● Given instruction
Look below. Copy each line that has "color" in it.

● Data provided
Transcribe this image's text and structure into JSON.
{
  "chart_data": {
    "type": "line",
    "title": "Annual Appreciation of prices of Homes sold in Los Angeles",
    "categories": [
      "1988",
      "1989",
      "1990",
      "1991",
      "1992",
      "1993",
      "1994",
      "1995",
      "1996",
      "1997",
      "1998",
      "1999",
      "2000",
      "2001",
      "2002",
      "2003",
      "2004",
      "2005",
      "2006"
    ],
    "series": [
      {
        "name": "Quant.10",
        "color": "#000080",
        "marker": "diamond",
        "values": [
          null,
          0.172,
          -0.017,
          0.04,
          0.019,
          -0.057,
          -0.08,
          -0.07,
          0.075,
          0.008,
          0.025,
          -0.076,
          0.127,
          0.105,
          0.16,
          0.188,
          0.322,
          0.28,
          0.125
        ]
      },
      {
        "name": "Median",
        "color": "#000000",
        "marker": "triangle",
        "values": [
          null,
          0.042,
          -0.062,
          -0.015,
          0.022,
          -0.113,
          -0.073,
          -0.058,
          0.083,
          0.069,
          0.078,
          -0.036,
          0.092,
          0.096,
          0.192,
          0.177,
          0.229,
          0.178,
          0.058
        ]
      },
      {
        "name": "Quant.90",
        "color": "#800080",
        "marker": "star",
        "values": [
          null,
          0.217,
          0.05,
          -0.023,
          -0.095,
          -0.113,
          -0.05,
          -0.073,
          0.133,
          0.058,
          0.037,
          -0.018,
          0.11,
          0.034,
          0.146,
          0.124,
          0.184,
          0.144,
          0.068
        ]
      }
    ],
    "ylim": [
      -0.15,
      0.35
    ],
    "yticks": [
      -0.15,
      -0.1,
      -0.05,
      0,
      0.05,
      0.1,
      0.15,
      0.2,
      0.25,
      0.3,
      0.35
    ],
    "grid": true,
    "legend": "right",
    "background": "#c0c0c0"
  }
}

● Response to this exercise
        "color": "#000080",
        "color": "#000000",
        "color": "#800080",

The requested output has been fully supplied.